Record set:
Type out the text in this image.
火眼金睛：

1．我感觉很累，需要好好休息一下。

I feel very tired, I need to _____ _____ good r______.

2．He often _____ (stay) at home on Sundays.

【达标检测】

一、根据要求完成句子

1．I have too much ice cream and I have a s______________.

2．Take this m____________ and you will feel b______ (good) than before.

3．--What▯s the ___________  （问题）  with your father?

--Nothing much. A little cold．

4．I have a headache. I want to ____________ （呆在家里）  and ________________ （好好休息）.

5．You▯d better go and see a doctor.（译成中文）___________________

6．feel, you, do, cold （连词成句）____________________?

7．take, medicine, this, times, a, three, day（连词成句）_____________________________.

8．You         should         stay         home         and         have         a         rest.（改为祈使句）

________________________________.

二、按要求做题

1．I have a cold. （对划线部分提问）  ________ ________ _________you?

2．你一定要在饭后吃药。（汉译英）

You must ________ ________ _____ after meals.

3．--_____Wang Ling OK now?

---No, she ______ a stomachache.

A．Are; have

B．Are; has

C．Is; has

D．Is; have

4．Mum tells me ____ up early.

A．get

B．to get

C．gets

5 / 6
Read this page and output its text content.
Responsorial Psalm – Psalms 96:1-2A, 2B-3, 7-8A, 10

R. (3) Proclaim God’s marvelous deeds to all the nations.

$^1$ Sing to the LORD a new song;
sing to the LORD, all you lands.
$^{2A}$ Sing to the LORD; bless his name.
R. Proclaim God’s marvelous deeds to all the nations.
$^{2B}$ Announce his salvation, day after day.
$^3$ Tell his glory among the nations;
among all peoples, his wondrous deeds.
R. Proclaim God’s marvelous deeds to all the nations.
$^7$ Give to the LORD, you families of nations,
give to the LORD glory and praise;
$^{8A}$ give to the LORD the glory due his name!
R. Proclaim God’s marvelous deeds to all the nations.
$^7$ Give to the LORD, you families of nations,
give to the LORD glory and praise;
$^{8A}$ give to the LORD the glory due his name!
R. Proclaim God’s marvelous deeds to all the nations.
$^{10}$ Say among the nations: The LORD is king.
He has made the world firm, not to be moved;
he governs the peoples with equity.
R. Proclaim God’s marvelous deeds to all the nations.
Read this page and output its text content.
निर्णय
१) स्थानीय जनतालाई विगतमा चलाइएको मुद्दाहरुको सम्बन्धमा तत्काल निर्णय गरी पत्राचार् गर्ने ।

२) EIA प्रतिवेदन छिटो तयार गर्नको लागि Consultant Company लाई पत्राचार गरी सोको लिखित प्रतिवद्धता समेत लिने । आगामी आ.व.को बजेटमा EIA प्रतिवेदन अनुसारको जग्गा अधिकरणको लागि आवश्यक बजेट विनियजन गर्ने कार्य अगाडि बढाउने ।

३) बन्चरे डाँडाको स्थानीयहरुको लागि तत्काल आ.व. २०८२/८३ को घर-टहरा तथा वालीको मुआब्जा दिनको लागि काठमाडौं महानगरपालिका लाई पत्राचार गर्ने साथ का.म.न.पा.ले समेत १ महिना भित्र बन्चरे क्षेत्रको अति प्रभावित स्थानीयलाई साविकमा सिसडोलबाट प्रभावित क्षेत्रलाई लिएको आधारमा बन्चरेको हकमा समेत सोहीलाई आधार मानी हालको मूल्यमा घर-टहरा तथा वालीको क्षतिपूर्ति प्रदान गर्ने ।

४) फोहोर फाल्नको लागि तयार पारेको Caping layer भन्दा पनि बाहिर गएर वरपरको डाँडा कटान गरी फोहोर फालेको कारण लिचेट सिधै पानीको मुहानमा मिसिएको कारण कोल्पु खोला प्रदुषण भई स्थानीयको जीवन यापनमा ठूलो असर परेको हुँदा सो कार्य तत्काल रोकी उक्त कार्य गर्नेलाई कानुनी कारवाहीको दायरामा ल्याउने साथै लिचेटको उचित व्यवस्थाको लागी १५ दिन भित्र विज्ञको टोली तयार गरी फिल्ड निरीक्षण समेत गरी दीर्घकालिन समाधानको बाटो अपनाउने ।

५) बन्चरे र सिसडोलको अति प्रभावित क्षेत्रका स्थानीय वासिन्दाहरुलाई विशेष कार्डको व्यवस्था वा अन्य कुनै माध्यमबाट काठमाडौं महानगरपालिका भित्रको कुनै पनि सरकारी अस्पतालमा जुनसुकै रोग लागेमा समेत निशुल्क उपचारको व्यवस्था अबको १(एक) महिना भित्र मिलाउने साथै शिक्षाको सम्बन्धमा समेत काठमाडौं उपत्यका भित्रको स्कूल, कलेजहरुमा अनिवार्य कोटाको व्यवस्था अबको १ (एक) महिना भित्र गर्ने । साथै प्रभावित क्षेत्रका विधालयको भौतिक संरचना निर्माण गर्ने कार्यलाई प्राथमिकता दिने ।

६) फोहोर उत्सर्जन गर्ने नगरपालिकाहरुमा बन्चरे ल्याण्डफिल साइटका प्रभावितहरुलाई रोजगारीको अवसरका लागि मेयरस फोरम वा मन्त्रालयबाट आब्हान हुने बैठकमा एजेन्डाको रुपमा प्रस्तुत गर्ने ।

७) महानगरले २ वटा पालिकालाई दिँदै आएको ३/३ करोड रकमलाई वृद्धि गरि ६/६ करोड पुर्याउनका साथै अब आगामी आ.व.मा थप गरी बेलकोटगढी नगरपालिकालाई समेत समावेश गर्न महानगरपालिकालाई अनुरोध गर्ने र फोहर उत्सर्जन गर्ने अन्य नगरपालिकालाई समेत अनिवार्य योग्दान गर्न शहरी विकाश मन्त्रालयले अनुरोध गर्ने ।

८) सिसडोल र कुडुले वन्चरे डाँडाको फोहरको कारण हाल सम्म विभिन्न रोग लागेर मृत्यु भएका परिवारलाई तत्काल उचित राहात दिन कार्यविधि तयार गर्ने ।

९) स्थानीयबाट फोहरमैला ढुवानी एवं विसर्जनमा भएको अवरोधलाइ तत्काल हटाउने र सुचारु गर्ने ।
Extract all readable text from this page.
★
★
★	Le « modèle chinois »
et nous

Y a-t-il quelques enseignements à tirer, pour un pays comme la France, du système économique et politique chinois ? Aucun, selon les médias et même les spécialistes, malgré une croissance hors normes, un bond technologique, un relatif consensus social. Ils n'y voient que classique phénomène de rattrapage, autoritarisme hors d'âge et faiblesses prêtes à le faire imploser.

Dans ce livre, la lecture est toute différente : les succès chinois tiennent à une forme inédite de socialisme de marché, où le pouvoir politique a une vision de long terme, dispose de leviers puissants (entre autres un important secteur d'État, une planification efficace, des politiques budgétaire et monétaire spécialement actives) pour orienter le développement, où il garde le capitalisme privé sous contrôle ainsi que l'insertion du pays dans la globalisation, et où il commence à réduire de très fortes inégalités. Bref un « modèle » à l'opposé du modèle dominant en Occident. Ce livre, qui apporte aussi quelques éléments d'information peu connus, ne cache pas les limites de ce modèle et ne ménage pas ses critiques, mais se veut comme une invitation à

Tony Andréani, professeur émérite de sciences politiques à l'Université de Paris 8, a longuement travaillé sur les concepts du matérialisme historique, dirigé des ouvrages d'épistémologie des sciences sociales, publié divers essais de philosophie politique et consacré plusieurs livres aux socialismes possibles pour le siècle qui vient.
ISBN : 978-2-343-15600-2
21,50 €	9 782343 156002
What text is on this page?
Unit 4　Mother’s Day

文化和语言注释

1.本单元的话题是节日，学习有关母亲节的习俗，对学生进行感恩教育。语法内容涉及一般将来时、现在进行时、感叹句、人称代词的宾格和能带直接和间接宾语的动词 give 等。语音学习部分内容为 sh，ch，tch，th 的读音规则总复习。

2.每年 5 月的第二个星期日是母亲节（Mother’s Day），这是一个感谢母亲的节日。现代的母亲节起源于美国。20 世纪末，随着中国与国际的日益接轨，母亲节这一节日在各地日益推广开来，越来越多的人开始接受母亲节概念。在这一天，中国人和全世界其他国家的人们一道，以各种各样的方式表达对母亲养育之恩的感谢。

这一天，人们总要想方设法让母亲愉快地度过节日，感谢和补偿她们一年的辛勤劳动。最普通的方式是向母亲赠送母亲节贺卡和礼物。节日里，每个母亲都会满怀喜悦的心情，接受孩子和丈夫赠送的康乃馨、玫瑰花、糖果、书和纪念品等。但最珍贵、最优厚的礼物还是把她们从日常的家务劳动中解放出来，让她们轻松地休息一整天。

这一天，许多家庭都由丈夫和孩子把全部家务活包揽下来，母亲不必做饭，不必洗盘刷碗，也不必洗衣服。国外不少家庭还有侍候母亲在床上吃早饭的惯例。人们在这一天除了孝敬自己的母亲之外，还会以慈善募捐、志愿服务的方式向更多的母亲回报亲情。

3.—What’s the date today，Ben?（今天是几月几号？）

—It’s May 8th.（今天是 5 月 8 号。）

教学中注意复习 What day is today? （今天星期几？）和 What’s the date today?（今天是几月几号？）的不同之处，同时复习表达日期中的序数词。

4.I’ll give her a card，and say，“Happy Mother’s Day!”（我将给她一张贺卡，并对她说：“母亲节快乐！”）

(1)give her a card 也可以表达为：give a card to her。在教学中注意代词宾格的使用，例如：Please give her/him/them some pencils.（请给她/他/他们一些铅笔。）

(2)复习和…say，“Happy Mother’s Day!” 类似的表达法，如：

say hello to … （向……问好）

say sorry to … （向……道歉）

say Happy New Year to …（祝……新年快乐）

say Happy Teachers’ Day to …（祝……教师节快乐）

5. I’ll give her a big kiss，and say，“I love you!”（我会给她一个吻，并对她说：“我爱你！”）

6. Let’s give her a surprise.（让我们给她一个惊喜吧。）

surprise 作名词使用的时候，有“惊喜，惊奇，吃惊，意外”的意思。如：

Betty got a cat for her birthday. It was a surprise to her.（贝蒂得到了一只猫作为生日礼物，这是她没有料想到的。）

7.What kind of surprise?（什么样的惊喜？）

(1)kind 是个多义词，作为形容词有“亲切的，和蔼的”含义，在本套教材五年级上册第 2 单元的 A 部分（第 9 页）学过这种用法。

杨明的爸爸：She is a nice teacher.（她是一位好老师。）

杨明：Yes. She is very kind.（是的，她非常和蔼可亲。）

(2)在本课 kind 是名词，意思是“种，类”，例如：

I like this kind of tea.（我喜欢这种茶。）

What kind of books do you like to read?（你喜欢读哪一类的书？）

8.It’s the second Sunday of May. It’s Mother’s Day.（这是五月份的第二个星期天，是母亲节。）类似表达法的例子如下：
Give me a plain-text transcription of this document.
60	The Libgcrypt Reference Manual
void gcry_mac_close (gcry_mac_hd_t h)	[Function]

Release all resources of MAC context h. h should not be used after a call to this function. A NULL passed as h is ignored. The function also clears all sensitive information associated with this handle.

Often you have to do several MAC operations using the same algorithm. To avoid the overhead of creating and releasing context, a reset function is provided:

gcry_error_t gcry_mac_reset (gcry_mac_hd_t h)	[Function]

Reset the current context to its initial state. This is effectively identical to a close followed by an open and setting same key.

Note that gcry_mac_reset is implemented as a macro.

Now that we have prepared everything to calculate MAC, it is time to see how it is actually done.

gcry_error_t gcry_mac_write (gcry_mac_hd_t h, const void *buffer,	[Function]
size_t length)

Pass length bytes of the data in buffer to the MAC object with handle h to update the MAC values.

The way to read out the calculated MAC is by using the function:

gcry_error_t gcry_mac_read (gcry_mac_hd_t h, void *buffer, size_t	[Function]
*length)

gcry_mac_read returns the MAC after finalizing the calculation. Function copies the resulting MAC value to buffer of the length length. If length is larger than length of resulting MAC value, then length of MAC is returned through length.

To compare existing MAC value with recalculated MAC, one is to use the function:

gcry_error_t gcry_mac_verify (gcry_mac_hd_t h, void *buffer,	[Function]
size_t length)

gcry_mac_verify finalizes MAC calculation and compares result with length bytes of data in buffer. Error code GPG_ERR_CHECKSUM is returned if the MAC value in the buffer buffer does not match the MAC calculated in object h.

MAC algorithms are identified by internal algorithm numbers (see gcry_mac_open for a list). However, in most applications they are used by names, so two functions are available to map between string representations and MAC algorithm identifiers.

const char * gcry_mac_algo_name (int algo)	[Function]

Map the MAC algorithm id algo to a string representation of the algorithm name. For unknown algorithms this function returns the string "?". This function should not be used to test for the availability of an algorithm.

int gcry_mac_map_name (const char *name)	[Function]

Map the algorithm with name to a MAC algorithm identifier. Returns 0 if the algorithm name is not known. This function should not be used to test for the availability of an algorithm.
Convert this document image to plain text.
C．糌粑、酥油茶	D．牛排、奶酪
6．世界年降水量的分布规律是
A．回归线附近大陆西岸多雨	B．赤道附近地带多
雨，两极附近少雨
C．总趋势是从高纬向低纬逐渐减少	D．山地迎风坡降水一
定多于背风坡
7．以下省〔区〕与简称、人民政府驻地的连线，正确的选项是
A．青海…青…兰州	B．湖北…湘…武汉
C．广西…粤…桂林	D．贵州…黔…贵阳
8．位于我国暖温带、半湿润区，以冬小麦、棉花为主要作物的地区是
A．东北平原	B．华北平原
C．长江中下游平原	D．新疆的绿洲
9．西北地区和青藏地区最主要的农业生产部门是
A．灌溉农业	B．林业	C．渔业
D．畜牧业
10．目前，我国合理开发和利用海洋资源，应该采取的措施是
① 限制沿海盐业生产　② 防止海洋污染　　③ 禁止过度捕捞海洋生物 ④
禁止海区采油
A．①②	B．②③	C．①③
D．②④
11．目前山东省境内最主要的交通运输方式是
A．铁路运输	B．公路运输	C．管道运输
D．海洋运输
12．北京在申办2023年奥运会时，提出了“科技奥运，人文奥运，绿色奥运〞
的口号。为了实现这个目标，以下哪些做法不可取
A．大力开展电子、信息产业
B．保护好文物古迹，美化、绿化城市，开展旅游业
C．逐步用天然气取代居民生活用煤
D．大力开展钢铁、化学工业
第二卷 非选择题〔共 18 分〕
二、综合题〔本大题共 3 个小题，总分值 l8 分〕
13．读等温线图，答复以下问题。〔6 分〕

What you have to do:
Copy all lines from the material that include "algorithms".

Solved exercise:
MAC algorithms are identified by internal algorithm numbers (see gcry_mac_open for a list). However, in most applications they are used by names, so two functions are available to map between string representations and MAC algorithm identifiers.
Map the MAC algorithm id algo to a string representation of the algorithm name. For unknown algorithms this function returns the string "?". This function should not be used to test for the availability of an algorithm.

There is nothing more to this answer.